**Directions:**
Repeat the lines that follow, leaving nothing out.

☆ ☆ ☆ ☆ ☆ ☆ ☆

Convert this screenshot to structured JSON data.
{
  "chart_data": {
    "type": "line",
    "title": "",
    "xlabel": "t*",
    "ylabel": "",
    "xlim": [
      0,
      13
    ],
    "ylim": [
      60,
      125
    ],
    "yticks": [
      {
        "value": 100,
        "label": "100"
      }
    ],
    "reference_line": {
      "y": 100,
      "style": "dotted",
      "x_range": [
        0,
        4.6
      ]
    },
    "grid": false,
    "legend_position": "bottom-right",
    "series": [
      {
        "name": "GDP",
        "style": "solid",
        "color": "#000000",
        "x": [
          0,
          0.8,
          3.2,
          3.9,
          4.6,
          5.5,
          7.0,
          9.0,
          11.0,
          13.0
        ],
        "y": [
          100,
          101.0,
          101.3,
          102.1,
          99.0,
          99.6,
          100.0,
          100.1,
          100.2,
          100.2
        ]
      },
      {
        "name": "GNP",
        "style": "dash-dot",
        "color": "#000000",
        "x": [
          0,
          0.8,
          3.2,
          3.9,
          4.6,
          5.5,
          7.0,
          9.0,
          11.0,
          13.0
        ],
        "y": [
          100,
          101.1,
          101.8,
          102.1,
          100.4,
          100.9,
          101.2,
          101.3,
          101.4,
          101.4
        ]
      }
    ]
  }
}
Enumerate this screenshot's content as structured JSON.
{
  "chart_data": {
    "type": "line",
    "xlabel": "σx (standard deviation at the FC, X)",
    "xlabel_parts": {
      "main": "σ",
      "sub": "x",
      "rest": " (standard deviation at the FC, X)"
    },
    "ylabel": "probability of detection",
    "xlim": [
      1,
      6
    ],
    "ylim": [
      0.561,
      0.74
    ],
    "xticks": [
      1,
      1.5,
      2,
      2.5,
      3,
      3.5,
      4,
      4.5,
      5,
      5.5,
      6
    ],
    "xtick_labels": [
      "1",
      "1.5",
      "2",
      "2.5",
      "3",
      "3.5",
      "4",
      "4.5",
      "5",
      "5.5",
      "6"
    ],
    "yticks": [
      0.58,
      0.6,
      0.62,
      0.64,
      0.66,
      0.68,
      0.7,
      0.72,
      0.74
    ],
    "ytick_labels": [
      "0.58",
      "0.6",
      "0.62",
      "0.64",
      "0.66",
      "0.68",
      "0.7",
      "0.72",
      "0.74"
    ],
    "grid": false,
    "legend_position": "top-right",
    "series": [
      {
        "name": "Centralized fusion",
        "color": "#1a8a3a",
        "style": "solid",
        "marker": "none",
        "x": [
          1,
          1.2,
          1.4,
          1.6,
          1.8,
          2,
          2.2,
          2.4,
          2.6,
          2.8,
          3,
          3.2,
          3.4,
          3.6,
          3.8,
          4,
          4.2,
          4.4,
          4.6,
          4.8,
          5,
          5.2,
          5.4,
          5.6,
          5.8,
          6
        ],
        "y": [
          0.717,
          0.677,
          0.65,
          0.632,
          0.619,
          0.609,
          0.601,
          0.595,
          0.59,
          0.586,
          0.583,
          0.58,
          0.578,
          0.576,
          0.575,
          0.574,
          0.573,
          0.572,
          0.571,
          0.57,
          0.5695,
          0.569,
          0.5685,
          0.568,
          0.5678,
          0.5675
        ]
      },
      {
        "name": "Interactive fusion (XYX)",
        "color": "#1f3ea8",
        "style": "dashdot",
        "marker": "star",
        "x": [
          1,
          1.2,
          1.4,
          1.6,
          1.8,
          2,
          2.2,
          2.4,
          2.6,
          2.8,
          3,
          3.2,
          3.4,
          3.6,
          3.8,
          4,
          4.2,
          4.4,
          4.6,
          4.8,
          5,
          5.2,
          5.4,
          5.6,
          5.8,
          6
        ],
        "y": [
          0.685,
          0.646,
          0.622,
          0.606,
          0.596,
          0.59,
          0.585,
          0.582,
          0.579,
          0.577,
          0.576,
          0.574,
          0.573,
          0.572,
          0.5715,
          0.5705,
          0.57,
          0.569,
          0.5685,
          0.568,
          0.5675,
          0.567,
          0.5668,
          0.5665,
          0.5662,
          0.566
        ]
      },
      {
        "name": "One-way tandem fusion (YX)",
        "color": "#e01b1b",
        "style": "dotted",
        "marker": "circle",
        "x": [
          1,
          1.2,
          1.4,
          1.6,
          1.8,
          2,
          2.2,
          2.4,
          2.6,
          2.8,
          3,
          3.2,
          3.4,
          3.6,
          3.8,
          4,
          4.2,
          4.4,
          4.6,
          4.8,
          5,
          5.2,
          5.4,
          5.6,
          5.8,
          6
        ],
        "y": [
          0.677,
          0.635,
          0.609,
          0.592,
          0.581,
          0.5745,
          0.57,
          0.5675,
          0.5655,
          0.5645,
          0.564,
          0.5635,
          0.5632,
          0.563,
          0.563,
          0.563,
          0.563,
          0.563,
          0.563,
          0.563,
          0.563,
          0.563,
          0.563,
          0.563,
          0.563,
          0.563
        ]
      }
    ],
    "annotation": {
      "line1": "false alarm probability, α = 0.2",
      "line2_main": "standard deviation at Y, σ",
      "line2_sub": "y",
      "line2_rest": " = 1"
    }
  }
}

☆ ☆ ☆ ☆ ☆ ☆ ☆

**Worked solution:**
Convert this screenshot to structured JSON data.
{
  "chart_data": {
    "type": "line",
    "title": "",
    "xlabel": "t*",
    "ylabel": "",
    "xlim": [
      0,
      13
    ],
    "ylim": [
      60,
      125
    ],
    "yticks": [
      {
        "value": 100,
        "label": "100"
      }
    ],
    "reference_line": {
      "y": 100,
      "style": "dotted",
      "x_range": [
        0,
        4.6
      ]
    },
    "grid": false,
    "legend_position": "bottom-right",
    "series": [
      {
        "name": "GDP",
        "style": "solid",
        "color": "#000000",
        "x": [
          0,
          0.8,
          3.2,
          3.9,
          4.6,
          5.5,
          7.0,
          9.0,
          11.0,
          13.0
        ],
        "y": [
          100,
          101.0,
          101.3,
          102.1,
          99.0,
          99.6,
          100.0,
          100.1,
          100.2,
          100.2
        ]
      },
      {
        "name": "GNP",
        "style": "dash-dot",
        "color": "#000000",
        "x": [
          0,
          0.8,
          3.2,
          3.9,
          4.6,
          5.5,
          7.0,
          9.0,
          11.0,
          13.0
        ],
        "y": [
          100,
          101.1,
          101.8,
          102.1,
          100.4,
          100.9,
          101.2,
          101.3,
          101.4,
          101.4
        ]
      }
    ]
  }
}
Enumerate this screenshot's content as structured JSON.
{
  "chart_data": {
    "type": "line",
    "xlabel": "σx (standard deviation at the FC, X)",
    "xlabel_parts": {
      "main": "σ",
      "sub": "x",
      "rest": " (standard deviation at the FC, X)"
    },
    "ylabel": "probability of detection",
    "xlim": [
      1,
      6
    ],
    "ylim": [
      0.561,
      0.74
    ],
    "xticks": [
      1,
      1.5,
      2,
      2.5,
      3,
      3.5,
      4,
      4.5,
      5,
      5.5,
      6
    ],
    "xtick_labels": [
      "1",
      "1.5",
      "2",
      "2.5",
      "3",
      "3.5",
      "4",
      "4.5",
      "5",
      "5.5",
      "6"
    ],
    "yticks": [
      0.58,
      0.6,
      0.62,
      0.64,
      0.66,
      0.68,
      0.7,
      0.72,
      0.74
    ],
    "ytick_labels": [
      "0.58",
      "0.6",
      "0.62",
      "0.64",
      "0.66",
      "0.68",
      "0.7",
      "0.72",
      "0.74"
    ],
    "grid": false,
    "legend_position": "top-right",
    "series": [
      {
        "name": "Centralized fusion",
        "color": "#1a8a3a",
        "style": "solid",
        "marker": "none",
        "x": [
          1,
          1.2,
          1.4,
          1.6,
          1.8,
          2,
          2.2,
          2.4,
          2.6,
          2.8,
          3,
          3.2,
          3.4,
          3.6,
          3.8,
          4,
          4.2,
          4.4,
          4.6,
          4.8,
          5,
          5.2,
          5.4,
          5.6,
          5.8,
          6
        ],
        "y": [
          0.717,
          0.677,
          0.65,
          0.632,
          0.619,
          0.609,
          0.601,
          0.595,
          0.59,
          0.586,
          0.583,
          0.58,
          0.578,
          0.576,
          0.575,
          0.574,
          0.573,
          0.572,
          0.571,
          0.57,
          0.5695,
          0.569,
          0.5685,
          0.568,
          0.5678,
          0.5675
        ]
      },
      {
        "name": "Interactive fusion (XYX)",
        "color": "#1f3ea8",
        "style": "dashdot",
        "marker": "star",
        "x": [
          1,
          1.2,
          1.4,
          1.6,
          1.8,
          2,
          2.2,
          2.4,
          2.6,
          2.8,
          3,
          3.2,
          3.4,
          3.6,
          3.8,
          4,
          4.2,
          4.4,
          4.6,
          4.8,
          5,
          5.2,
          5.4,
          5.6,
          5.8,
          6
        ],
        "y": [
          0.685,
          0.646,
          0.622,
          0.606,
          0.596,
          0.59,
          0.585,
          0.582,
          0.579,
          0.577,
          0.576,
          0.574,
          0.573,
          0.572,
          0.5715,
          0.5705,
          0.57,
          0.569,
          0.5685,
          0.568,
          0.5675,
          0.567,
          0.5668,
          0.5665,
          0.5662,
          0.566
        ]
      },
      {
        "name": "One-way tandem fusion (YX)",
        "color": "#e01b1b",
        "style": "dotted",
        "marker": "circle",
        "x": [
          1,
          1.2,
          1.4,
          1.6,
          1.8,
          2,
          2.2,
          2.4,
          2.6,
          2.8,
          3,
          3.2,
          3.4,
          3.6,
          3.8,
          4,
          4.2,
          4.4,
          4.6,
          4.8,
          5,
          5.2,
          5.4,
          5.6,
          5.8,
          6
        ],
        "y": [
          0.677,
          0.635,
          0.609,
          0.592,
          0.581,
          0.5745,
          0.57,
          0.5675,
          0.5655,
          0.5645,
          0.564,
          0.5635,
          0.5632,
          0.563,
          0.563,
          0.563,
          0.563,
          0.563,
          0.563,
          0.563,
          0.563,
          0.563,
          0.563,
          0.563,
          0.563,
          0.563
        ]
      }
    ],
    "annotation": {
      "line1": "false alarm probability, α = 0.2",
      "line2_main": "standard deviation at Y, σ",
      "line2_sub": "y",
      "line2_rest": " = 1"
    }
  }
}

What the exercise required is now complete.